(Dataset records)

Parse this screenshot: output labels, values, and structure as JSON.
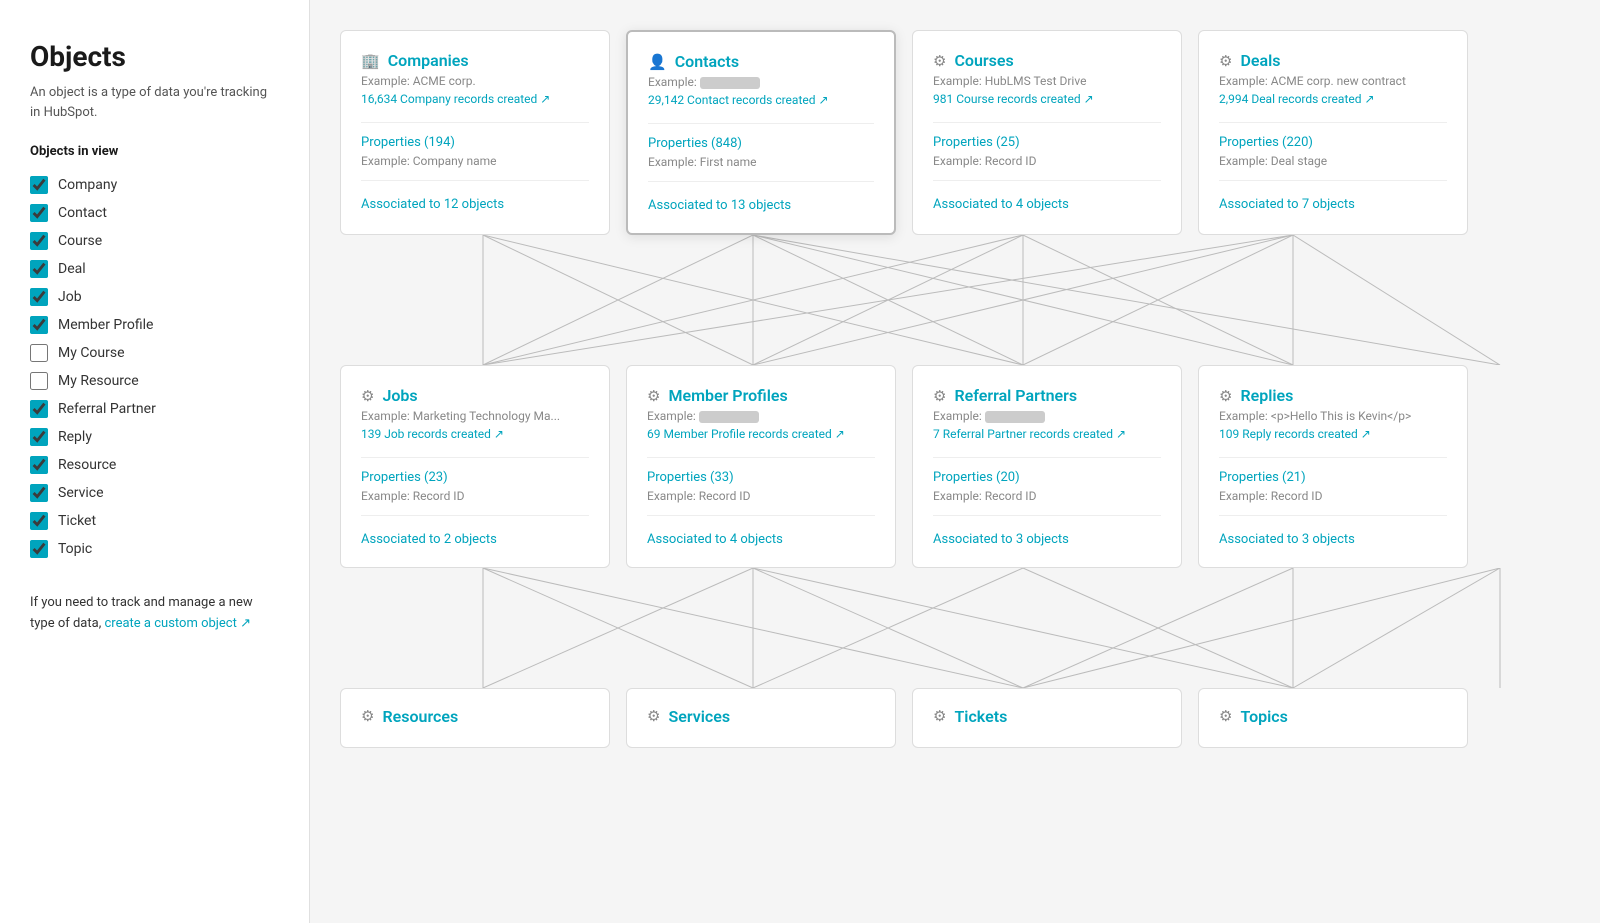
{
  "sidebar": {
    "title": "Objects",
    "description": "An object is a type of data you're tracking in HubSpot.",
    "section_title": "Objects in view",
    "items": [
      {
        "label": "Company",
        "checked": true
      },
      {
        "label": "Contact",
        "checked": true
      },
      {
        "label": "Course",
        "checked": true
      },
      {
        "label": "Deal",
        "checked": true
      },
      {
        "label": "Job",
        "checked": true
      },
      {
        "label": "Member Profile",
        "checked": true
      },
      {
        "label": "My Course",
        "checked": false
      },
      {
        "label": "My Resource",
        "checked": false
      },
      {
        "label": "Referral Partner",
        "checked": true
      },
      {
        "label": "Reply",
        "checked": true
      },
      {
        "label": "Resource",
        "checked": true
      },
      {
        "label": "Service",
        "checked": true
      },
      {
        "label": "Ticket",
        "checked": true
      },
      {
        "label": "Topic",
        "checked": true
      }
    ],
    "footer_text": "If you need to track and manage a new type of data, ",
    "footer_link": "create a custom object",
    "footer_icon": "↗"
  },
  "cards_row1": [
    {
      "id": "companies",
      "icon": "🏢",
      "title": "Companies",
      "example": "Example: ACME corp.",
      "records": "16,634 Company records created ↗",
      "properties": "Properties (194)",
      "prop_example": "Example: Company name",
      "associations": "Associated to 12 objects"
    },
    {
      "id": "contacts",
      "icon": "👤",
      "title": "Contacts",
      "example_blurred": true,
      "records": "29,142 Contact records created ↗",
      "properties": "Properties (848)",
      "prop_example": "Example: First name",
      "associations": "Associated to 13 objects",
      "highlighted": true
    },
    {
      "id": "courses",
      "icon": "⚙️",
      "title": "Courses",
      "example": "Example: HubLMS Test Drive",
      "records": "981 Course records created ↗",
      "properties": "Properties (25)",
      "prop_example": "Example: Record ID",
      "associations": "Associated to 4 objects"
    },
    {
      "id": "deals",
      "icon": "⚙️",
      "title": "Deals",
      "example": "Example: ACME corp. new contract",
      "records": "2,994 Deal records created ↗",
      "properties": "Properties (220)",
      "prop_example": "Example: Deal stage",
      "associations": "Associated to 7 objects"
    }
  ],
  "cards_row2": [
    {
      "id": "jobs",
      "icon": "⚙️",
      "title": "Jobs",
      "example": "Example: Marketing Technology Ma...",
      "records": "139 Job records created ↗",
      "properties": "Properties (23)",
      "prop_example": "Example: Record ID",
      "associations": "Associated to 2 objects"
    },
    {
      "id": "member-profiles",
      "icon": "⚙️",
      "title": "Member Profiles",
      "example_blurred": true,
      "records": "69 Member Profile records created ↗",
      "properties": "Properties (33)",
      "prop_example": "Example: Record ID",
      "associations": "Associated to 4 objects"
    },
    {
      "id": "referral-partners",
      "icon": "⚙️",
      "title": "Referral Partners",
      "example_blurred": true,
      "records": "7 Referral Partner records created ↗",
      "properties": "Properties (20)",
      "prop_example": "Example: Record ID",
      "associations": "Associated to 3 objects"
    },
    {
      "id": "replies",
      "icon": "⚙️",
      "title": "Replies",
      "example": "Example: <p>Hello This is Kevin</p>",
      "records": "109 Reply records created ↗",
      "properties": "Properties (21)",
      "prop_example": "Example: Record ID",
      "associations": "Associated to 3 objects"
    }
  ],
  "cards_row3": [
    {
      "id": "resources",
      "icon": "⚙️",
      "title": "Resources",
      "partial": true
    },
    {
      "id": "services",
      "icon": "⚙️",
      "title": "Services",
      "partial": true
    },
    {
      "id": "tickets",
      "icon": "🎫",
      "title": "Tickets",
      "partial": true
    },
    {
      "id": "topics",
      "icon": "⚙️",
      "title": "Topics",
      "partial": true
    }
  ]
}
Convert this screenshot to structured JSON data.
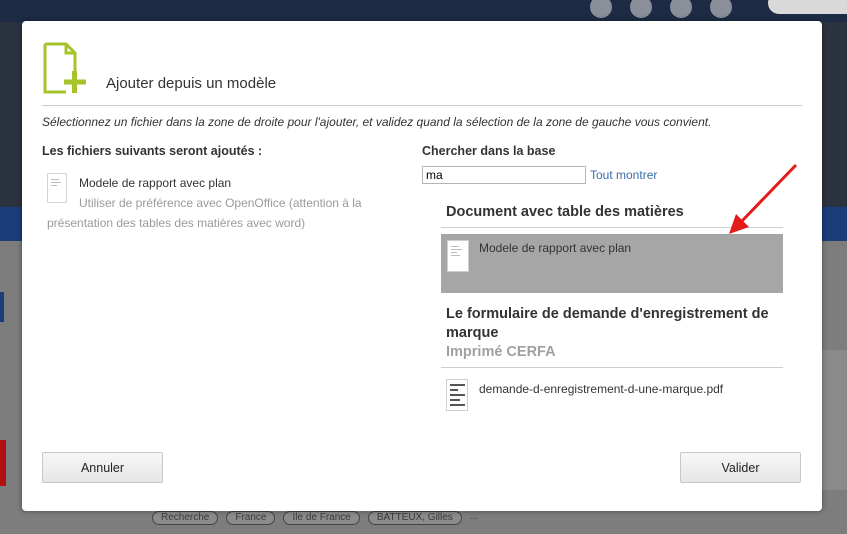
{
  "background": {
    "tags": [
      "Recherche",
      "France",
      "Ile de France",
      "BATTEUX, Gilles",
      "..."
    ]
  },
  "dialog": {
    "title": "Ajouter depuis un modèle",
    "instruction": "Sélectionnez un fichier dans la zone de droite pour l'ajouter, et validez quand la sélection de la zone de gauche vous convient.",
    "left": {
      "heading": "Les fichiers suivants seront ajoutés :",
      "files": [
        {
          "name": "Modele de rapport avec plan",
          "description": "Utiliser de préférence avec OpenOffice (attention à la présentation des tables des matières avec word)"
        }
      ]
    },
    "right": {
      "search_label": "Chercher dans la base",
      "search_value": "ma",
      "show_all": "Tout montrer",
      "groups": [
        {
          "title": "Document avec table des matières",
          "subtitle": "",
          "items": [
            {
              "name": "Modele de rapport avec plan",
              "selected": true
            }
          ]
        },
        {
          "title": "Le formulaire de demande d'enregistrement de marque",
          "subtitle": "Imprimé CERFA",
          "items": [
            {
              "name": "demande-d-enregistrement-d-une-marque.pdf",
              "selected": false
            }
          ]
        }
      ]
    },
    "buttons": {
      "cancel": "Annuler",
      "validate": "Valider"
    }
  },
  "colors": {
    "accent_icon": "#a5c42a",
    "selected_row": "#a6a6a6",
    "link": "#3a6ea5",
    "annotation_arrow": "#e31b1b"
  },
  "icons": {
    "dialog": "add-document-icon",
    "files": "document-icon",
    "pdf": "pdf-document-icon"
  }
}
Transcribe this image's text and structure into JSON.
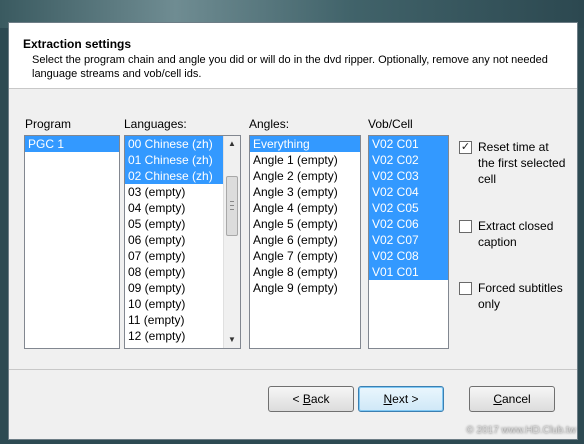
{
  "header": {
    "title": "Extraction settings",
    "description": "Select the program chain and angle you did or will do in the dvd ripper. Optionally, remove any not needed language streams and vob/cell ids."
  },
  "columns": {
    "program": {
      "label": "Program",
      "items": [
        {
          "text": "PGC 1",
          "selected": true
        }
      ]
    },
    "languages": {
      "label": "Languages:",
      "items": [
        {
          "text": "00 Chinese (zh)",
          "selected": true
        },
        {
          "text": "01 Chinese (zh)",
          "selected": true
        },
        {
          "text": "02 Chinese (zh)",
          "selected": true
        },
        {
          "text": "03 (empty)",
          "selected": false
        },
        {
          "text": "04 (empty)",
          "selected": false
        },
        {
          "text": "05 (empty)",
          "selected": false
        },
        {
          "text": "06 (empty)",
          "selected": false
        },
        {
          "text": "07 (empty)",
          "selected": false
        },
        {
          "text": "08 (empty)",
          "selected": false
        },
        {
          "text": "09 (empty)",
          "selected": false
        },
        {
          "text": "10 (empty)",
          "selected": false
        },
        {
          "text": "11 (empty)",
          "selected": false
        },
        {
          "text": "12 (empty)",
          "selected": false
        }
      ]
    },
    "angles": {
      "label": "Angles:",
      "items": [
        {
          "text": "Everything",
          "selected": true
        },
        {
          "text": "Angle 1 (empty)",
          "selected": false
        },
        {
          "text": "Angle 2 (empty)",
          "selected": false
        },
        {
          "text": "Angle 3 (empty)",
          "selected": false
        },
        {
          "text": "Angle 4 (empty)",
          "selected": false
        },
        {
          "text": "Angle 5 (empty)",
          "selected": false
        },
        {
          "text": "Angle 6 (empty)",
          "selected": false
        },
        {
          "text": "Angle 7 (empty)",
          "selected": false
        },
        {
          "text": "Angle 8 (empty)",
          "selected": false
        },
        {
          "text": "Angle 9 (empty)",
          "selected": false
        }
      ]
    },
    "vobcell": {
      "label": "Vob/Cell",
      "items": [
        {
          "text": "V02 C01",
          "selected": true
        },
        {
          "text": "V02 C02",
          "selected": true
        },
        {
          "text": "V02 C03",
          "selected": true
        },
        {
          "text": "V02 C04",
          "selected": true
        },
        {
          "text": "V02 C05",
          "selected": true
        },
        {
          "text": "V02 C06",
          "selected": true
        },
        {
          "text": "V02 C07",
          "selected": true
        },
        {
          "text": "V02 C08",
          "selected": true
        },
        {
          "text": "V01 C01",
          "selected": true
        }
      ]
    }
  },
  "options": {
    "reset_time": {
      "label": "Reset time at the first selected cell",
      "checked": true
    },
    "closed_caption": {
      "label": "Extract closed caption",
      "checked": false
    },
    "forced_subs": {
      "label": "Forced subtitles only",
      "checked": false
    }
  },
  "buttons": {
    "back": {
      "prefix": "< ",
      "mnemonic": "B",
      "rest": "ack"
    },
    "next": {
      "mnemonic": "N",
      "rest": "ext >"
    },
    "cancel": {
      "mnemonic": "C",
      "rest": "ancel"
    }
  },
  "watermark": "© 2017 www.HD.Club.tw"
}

=== DIRECTION ===
Copy all lines in the listing above where the string "matières" appears.

=== SOLUTION TO THE EXERCISE ===
          "description": "Utiliser de préférence avec OpenOffice (attention à la présentation des tables des matières avec word)"
          "title": "Document avec table des matières",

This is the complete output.